▶ [Task brief] Repeat every line of the material, character for character.
-- BEGIN Record excerpts --
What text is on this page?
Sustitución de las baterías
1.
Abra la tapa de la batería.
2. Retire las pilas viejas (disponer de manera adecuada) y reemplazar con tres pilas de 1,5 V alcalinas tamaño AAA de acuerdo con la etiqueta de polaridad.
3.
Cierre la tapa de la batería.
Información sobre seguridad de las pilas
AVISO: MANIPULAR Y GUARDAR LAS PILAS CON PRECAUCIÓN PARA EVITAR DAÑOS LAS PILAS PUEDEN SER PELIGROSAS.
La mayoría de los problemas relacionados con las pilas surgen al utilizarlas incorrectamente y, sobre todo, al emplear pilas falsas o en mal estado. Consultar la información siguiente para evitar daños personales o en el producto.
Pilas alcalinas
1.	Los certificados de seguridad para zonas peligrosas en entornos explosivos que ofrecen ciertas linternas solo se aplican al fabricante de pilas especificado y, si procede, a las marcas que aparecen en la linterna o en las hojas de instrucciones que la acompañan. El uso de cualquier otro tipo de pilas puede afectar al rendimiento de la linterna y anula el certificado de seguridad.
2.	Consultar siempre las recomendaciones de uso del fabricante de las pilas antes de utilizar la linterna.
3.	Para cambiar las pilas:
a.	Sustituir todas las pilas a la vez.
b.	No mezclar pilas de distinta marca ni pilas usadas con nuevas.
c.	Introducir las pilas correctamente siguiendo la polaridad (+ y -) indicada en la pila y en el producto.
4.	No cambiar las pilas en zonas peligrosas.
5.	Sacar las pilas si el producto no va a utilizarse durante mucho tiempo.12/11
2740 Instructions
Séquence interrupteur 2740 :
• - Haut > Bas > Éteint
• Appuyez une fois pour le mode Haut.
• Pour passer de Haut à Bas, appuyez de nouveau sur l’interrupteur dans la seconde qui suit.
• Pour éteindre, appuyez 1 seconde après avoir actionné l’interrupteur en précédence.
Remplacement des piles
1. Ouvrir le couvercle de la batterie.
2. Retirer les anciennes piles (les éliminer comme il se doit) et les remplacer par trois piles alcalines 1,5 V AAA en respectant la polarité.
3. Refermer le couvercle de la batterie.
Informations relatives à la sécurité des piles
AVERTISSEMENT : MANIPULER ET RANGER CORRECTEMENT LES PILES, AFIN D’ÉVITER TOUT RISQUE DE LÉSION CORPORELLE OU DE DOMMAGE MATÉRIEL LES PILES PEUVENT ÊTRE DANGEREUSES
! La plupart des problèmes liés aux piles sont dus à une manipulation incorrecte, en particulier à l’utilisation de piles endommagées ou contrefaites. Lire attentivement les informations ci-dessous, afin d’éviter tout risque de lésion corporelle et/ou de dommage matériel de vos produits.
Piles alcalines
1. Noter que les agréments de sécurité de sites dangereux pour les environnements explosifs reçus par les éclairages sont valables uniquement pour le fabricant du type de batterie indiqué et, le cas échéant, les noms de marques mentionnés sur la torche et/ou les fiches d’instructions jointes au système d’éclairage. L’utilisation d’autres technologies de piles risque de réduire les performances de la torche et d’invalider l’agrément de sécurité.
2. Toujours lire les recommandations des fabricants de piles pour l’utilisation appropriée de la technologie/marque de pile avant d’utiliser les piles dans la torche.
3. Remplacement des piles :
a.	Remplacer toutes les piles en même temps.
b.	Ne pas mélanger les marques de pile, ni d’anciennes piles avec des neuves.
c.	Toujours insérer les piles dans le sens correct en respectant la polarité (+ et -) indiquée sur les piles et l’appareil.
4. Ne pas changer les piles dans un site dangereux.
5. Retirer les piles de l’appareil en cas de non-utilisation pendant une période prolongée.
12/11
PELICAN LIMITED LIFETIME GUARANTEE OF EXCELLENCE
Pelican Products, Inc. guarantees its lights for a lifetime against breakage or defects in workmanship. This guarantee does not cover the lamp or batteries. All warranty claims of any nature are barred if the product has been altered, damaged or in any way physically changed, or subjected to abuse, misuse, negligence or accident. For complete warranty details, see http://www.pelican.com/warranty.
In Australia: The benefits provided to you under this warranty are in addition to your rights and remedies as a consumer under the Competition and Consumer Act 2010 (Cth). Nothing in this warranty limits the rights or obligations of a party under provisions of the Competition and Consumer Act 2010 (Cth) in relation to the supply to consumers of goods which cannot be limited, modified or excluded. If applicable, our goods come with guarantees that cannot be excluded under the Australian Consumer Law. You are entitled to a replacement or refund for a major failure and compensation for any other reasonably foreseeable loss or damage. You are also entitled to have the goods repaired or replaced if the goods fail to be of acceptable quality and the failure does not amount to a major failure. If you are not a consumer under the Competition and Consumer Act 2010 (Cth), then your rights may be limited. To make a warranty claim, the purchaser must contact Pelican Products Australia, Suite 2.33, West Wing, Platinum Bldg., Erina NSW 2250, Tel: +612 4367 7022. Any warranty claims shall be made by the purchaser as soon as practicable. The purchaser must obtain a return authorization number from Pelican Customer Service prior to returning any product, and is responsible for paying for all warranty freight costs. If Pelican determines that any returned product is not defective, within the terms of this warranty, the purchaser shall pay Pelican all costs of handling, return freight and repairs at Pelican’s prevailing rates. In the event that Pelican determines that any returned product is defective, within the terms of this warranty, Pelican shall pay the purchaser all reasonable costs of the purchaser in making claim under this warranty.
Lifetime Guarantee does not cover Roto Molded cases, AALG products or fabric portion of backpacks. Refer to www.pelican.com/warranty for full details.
-- END Record excerpts --
▶ [Response]
What text is on this page?
Sustitución de las baterías
1.
Abra la tapa de la batería.
2. Retire las pilas viejas (disponer de manera adecuada) y reemplazar con tres pilas de 1,5 V alcalinas tamaño AAA de acuerdo con la etiqueta de polaridad.
3.
Cierre la tapa de la batería.
Información sobre seguridad de las pilas
AVISO: MANIPULAR Y GUARDAR LAS PILAS CON PRECAUCIÓN PARA EVITAR DAÑOS LAS PILAS PUEDEN SER PELIGROSAS.
La mayoría de los problemas relacionados con las pilas surgen al utilizarlas incorrectamente y, sobre todo, al emplear pilas falsas o en mal estado. Consultar la información siguiente para evitar daños personales o en el producto.
Pilas alcalinas
1.	Los certificados de seguridad para zonas peligrosas en entornos explosivos que ofrecen ciertas linternas solo se aplican al fabricante de pilas especificado y, si procede, a las marcas que aparecen en la linterna o en las hojas de instrucciones que la acompañan. El uso de cualquier otro tipo de pilas puede afectar al rendimiento de la linterna y anula el certificado de seguridad.
2.	Consultar siempre las recomendaciones de uso del fabricante de las pilas antes de utilizar la linterna.
3.	Para cambiar las pilas:
a.	Sustituir todas las pilas a la vez.
b.	No mezclar pilas de distinta marca ni pilas usadas con nuevas.
c.	Introducir las pilas correctamente siguiendo la polaridad (+ y -) indicada en la pila y en el producto.
4.	No cambiar las pilas en zonas peligrosas.
5.	Sacar las pilas si el producto no va a utilizarse durante mucho tiempo.12/11
2740 Instructions
Séquence interrupteur 2740 :
• - Haut > Bas > Éteint
• Appuyez une fois pour le mode Haut.
• Pour passer de Haut à Bas, appuyez de nouveau sur l’interrupteur dans la seconde qui suit.
• Pour éteindre, appuyez 1 seconde après avoir actionné l’interrupteur en précédence.
Remplacement des piles
1. Ouvrir le couvercle de la batterie.
2. Retirer les anciennes piles (les éliminer comme il se doit) et les remplacer par trois piles alcalines 1,5 V AAA en respectant la polarité.
3. Refermer le couvercle de la batterie.
Informations relatives à la sécurité des piles
AVERTISSEMENT : MANIPULER ET RANGER CORRECTEMENT LES PILES, AFIN D’ÉVITER TOUT RISQUE DE LÉSION CORPORELLE OU DE DOMMAGE MATÉRIEL LES PILES PEUVENT ÊTRE DANGEREUSES
! La plupart des problèmes liés aux piles sont dus à une manipulation incorrecte, en particulier à l’utilisation de piles endommagées ou contrefaites. Lire attentivement les informations ci-dessous, afin d’éviter tout risque de lésion corporelle et/ou de dommage matériel de vos produits.
Piles alcalines
1. Noter que les agréments de sécurité de sites dangereux pour les environnements explosifs reçus par les éclairages sont valables uniquement pour le fabricant du type de batterie indiqué et, le cas échéant, les noms de marques mentionnés sur la torche et/ou les fiches d’instructions jointes au système d’éclairage. L’utilisation d’autres technologies de piles risque de réduire les performances de la torche et d’invalider l’agrément de sécurité.
2. Toujours lire les recommandations des fabricants de piles pour l’utilisation appropriée de la technologie/marque de pile avant d’utiliser les piles dans la torche.
3. Remplacement des piles :
a.	Remplacer toutes les piles en même temps.
b.	Ne pas mélanger les marques de pile, ni d’anciennes piles avec des neuves.
c.	Toujours insérer les piles dans le sens correct en respectant la polarité (+ et -) indiquée sur les piles et l’appareil.
4. Ne pas changer les piles dans un site dangereux.
5. Retirer les piles de l’appareil en cas de non-utilisation pendant une période prolongée.
12/11
PELICAN LIMITED LIFETIME GUARANTEE OF EXCELLENCE
Pelican Products, Inc. guarantees its lights for a lifetime against breakage or defects in workmanship. This guarantee does not cover the lamp or batteries. All warranty claims of any nature are barred if the product has been altered, damaged or in any way physically changed, or subjected to abuse, misuse, negligence or accident. For complete warranty details, see http://www.pelican.com/warranty.
In Australia: The benefits provided to you under this warranty are in addition to your rights and remedies as a consumer under the Competition and Consumer Act 2010 (Cth). Nothing in this warranty limits the rights or obligations of a party under provisions of the Competition and Consumer Act 2010 (Cth) in relation to the supply to consumers of goods which cannot be limited, modified or excluded. If applicable, our goods come with guarantees that cannot be excluded under the Australian Consumer Law. You are entitled to a replacement or refund for a major failure and compensation for any other reasonably foreseeable loss or damage. You are also entitled to have the goods repaired or replaced if the goods fail to be of acceptable quality and the failure does not amount to a major failure. If you are not a consumer under the Competition and Consumer Act 2010 (Cth), then your rights may be limited. To make a warranty claim, the purchaser must contact Pelican Products Australia, Suite 2.33, West Wing, Platinum Bldg., Erina NSW 2250, Tel: +612 4367 7022. Any warranty claims shall be made by the purchaser as soon as practicable. The purchaser must obtain a return authorization number from Pelican Customer Service prior to returning any product, and is responsible for paying for all warranty freight costs. If Pelican determines that any returned product is not defective, within the terms of this warranty, the purchaser shall pay Pelican all costs of handling, return freight and repairs at Pelican’s prevailing rates. In the event that Pelican determines that any returned product is defective, within the terms of this warranty, Pelican shall pay the purchaser all reasonable costs of the purchaser in making claim under this warranty.
Lifetime Guarantee does not cover Roto Molded cases, AALG products or fabric portion of backpacks. Refer to www.pelican.com/warranty for full details.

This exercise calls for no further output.